* start *

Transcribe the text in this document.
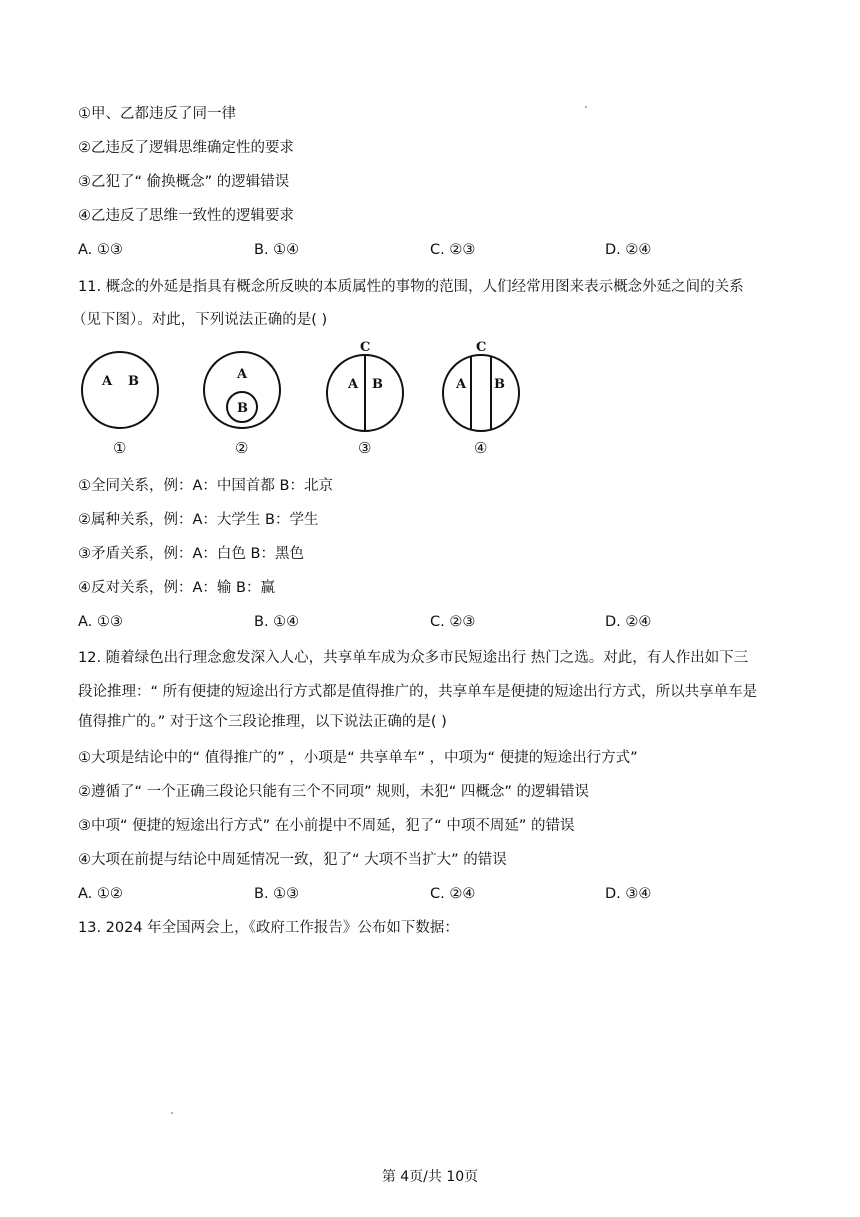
①甲、乙都违反了同一律
②乙违反了逻辑思维确定性的要求
③乙犯了“ 偷换概念” 的逻辑错误
④乙违反了思维一致性的逻辑要求
A. ①③	B. ①④	C. ②③	D. ②④
11. 概念的外延是指具有概念所反映的本质属性的事物的范围，人们经常用图来表示概念外延之间的关系
（见下图）。对此，下列说法正确的是( )
A B
①
A
B
②
C
A B
③
C
A B
④
①全同关系，例：A：中国首都 B：北京
②属种关系，例：A：大学生 B：学生
③矛盾关系，例：A：白色 B：黑色
④反对关系，例：A：输 B：赢
A. ①③	B. ①④	C. ②③	D. ②④
12. 随着绿色出行理念愈发深入人心，共享单车成为众多市民短途出行 热门之选。对此，有人作出如下三
段论推理：“ 所有便捷的短途出行方式都是值得推广的，共享单车是便捷的短途出行方式，所以共享单车是
值得推广的。” 对于这个三段论推理，以下说法正确的是( )
①大项是结论中的“ 值得推广的” ，小项是“ 共享单车” ，中项为“ 便捷的短途出行方式”
②遵循了“ 一个正确三段论只能有三个不同项” 规则，未犯“ 四概念” 的逻辑错误
③中项“ 便捷的短途出行方式” 在小前提中不周延，犯了“ 中项不周延” 的错误
④大项在前提与结论中周延情况一致，犯了“ 大项不当扩大” 的错误
A. ①②	B. ①③	C. ②④	D. ③④
13. 2024 年全国两会上，《政府工作报告》公布如下数据：
第 4页/共 10页
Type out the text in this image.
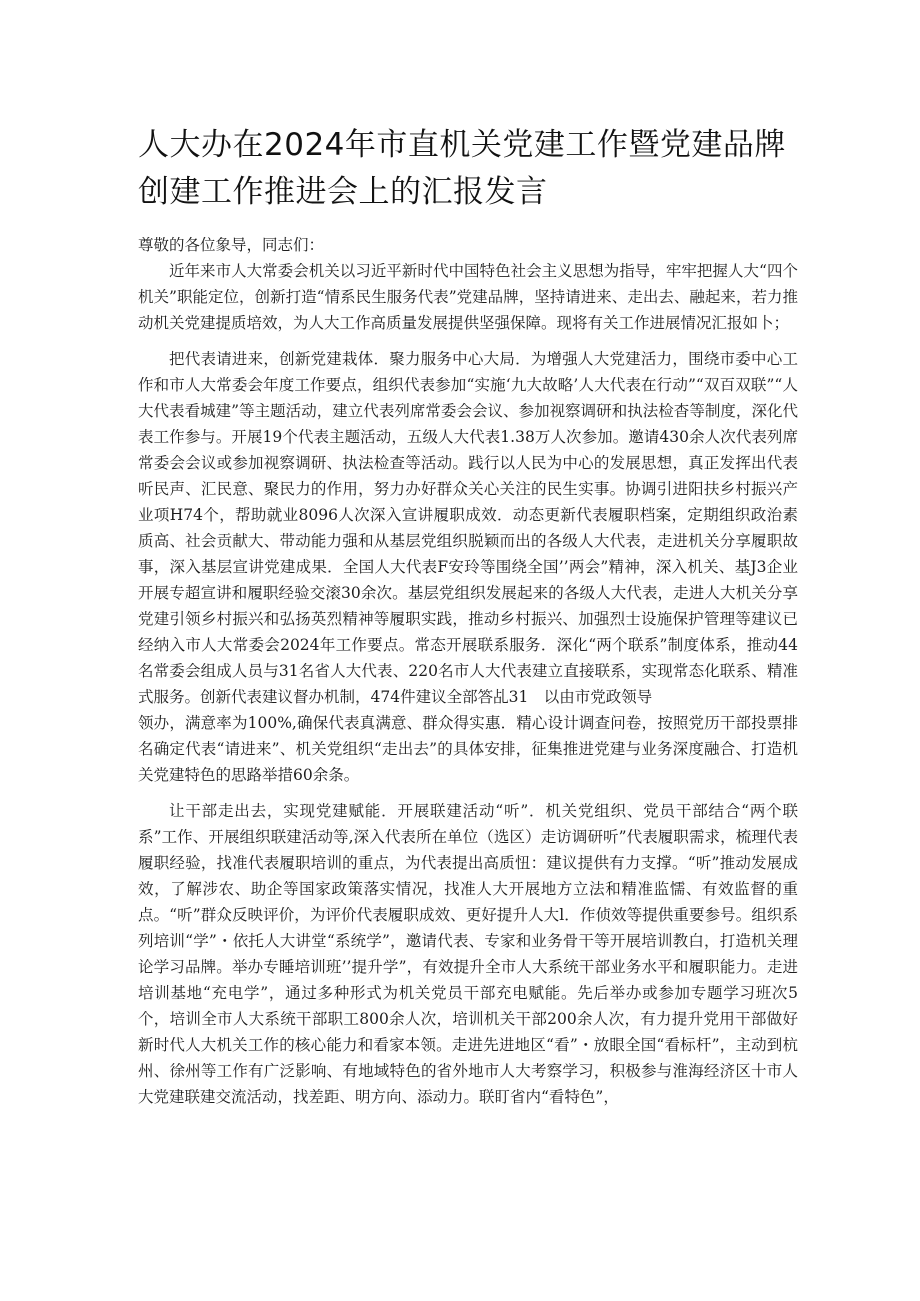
人大办在2024年市直机关党建工作暨党建品牌创建工作推进会上的汇报发言

尊敬的各位象导，同志们：

近年来市人大常委会机关以习近平新时代中国特色社会主义思想为指导，牢牢把握人大“四个机关”职能定位，创新打造“情系民生服务代表”党建品牌，坚持请进来、走出去、融起来，若力推动机关党建提质培效，为人大工作高质量发展提供坚强保障。现将有关工作进展情况汇报如卜；

把代表请进来，创新党建栽体．聚力服务中心大局．为增强人大党建活力，围绕市委中心工作和市人大常委会年度工作要点，组织代表参加“实施‘九大故略’人大代表在行动”“双百双联”“人大代表看城建”等主题活动，建立代表列席常委会会议、参加视察调研和执法检杳等制度，深化代表工作参与。开展19个代表主题活动，五级人大代表1.38万人次参加。邀请430余人次代表列席常委会会议或参加视察调研、执法检查等活动。践行以人民为中心的发展思想，真正发挥出代表听民声、汇民意、聚民力的作用，努力办好群众关心关注的民生实事。协调引进阳扶乡村振兴产业项H74个，帮助就业8096人次深入宣讲履职成效．动态更新代表履职档案，定期组织政治素质高、社会贡献大、带动能力强和从基层党组织脱颖而出的各级人大代表，走进机关分享履职故事，深入基层宣讲党建成果．全国人大代表F安玲等围绕全国’’两会”精神，深入机关、基J3企业开展专超宣讲和履职经验交滚30余次。基层党组织发展起来的各级人大代表，走进人大机关分享党建引领乡村振兴和弘扬英烈精神等履职实践，推动乡村振兴、加强烈士设施保护管理等建议已经纳入市人大常委会2024年工作要点。常态开展联系服务．深化“两个联系”制度体系，推动44名常委会组成人员与31名省人大代表、220名市人大代表建立直接联系，实现常态化联系、精准式服务。创新代表建议督办机制，474件建议全部答乩31　以由市党政领导

领办，满意率为100%,确保代表真满意、群众得实惠．精心设计调查问卷，按照党历干部投票排名确定代表“请进来”、机关党组织“走出去”的具体安排，征集推进党建与业务深度融合、打造机关党建特色的思路举措60余条。

让干部走出去，实现党建赋能．开展联建活动“听”．机关党组织、党员干部结合“两个联系”工作、开展组织联建活动等,深入代表所在单位（选区）走访调研听”代表履职需求，梳理代表履职经验，找准代表履职培训的重点，为代表提出高质忸：建议提供有力支撑。“听”推动发展成效，了解涉农、助企等国家政策落实情况，找准人大开展地方立法和精准监懦、有效监督的重点。“听”群众反映评价，为评价代表履职成效、更好提升人大l．作侦效等提供重要参号。组织系列培训“学”・依托人大讲堂“系统学”，邀请代表、专家和业务骨干等开展培训教白，打造机关理论学习品牌。举办专睡培训班’’提升学”，有效提升全市人大系统干部业务水平和履职能力。走进培训基地“充电学”，通过多种形式为机关党员干部充电赋能。先后举办或参加专题学习班次5个，培训全市人大系统干部职工800余人次，培训机关干部200余人次，有力提升党用干部做好新时代人大机关工作的核心能力和看家本领。走进先进地区“看”・放眼全国“看标杆”，主动到杭州、徐州等工作有广泛影响、有地域特色的省外地市人大考察学习，积极参与淮海经济区十市人大党建联建交流活动，找差距、明方向、添动力。联盯省内“看特色”，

* end *

WHAT YOU WILL DO → Reproduce each line exactly, please, except for any pictures.

COMPLETED EXERCISE →
Transcribe the text in this document.
①甲、乙都违反了同一律
②乙违反了逻辑思维确定性的要求
③乙犯了“ 偷换概念” 的逻辑错误
④乙违反了思维一致性的逻辑要求
A. ①③	B. ①④	C. ②③	D. ②④
11. 概念的外延是指具有概念所反映的本质属性的事物的范围，人们经常用图来表示概念外延之间的关系
（见下图）。对此，下列说法正确的是( )
A B
①
A
B
②
C
A B
③
C
A B
④
①全同关系，例：A：中国首都 B：北京
②属种关系，例：A：大学生 B：学生
③矛盾关系，例：A：白色 B：黑色
④反对关系，例：A：输 B：赢
A. ①③	B. ①④	C. ②③	D. ②④
12. 随着绿色出行理念愈发深入人心，共享单车成为众多市民短途出行 热门之选。对此，有人作出如下三
段论推理：“ 所有便捷的短途出行方式都是值得推广的，共享单车是便捷的短途出行方式，所以共享单车是
值得推广的。” 对于这个三段论推理，以下说法正确的是( )
①大项是结论中的“ 值得推广的” ，小项是“ 共享单车” ，中项为“ 便捷的短途出行方式”
②遵循了“ 一个正确三段论只能有三个不同项” 规则，未犯“ 四概念” 的逻辑错误
③中项“ 便捷的短途出行方式” 在小前提中不周延，犯了“ 中项不周延” 的错误
④大项在前提与结论中周延情况一致，犯了“ 大项不当扩大” 的错误
A. ①②	B. ①③	C. ②④	D. ③④
13. 2024 年全国两会上，《政府工作报告》公布如下数据：
第 4页/共 10页
Type out the text in this image.
人大办在2024年市直机关党建工作暨党建品牌创建工作推进会上的汇报发言

尊敬的各位象导，同志们：

近年来市人大常委会机关以习近平新时代中国特色社会主义思想为指导，牢牢把握人大“四个机关”职能定位，创新打造“情系民生服务代表”党建品牌，坚持请进来、走出去、融起来，若力推动机关党建提质培效，为人大工作高质量发展提供坚强保障。现将有关工作进展情况汇报如卜；

把代表请进来，创新党建栽体．聚力服务中心大局．为增强人大党建活力，围绕市委中心工作和市人大常委会年度工作要点，组织代表参加“实施‘九大故略’人大代表在行动”“双百双联”“人大代表看城建”等主题活动，建立代表列席常委会会议、参加视察调研和执法检杳等制度，深化代表工作参与。开展19个代表主题活动，五级人大代表1.38万人次参加。邀请430余人次代表列席常委会会议或参加视察调研、执法检查等活动。践行以人民为中心的发展思想，真正发挥出代表听民声、汇民意、聚民力的作用，努力办好群众关心关注的民生实事。协调引进阳扶乡村振兴产业项H74个，帮助就业8096人次深入宣讲履职成效．动态更新代表履职档案，定期组织政治素质高、社会贡献大、带动能力强和从基层党组织脱颖而出的各级人大代表，走进机关分享履职故事，深入基层宣讲党建成果．全国人大代表F安玲等围绕全国’’两会”精神，深入机关、基J3企业开展专超宣讲和履职经验交滚30余次。基层党组织发展起来的各级人大代表，走进人大机关分享党建引领乡村振兴和弘扬英烈精神等履职实践，推动乡村振兴、加强烈士设施保护管理等建议已经纳入市人大常委会2024年工作要点。常态开展联系服务．深化“两个联系”制度体系，推动44名常委会组成人员与31名省人大代表、220名市人大代表建立直接联系，实现常态化联系、精准式服务。创新代表建议督办机制，474件建议全部答乩31　以由市党政领导

领办，满意率为100%,确保代表真满意、群众得实惠．精心设计调查问卷，按照党历干部投票排名确定代表“请进来”、机关党组织“走出去”的具体安排，征集推进党建与业务深度融合、打造机关党建特色的思路举措60余条。

让干部走出去，实现党建赋能．开展联建活动“听”．机关党组织、党员干部结合“两个联系”工作、开展组织联建活动等,深入代表所在单位（选区）走访调研听”代表履职需求，梳理代表履职经验，找准代表履职培训的重点，为代表提出高质忸：建议提供有力支撑。“听”推动发展成效，了解涉农、助企等国家政策落实情况，找准人大开展地方立法和精准监懦、有效监督的重点。“听”群众反映评价，为评价代表履职成效、更好提升人大l．作侦效等提供重要参号。组织系列培训“学”・依托人大讲堂“系统学”，邀请代表、专家和业务骨干等开展培训教白，打造机关理论学习品牌。举办专睡培训班’’提升学”，有效提升全市人大系统干部业务水平和履职能力。走进培训基地“充电学”，通过多种形式为机关党员干部充电赋能。先后举办或参加专题学习班次5个，培训全市人大系统干部职工800余人次，培训机关干部200余人次，有力提升党用干部做好新时代人大机关工作的核心能力和看家本领。走进先进地区“看”・放眼全国“看标杆”，主动到杭州、徐州等工作有广泛影响、有地域特色的省外地市人大考察学习，积极参与淮海经济区十市人大党建联建交流活动，找差距、明方向、添动力。联盯省内“看特色”，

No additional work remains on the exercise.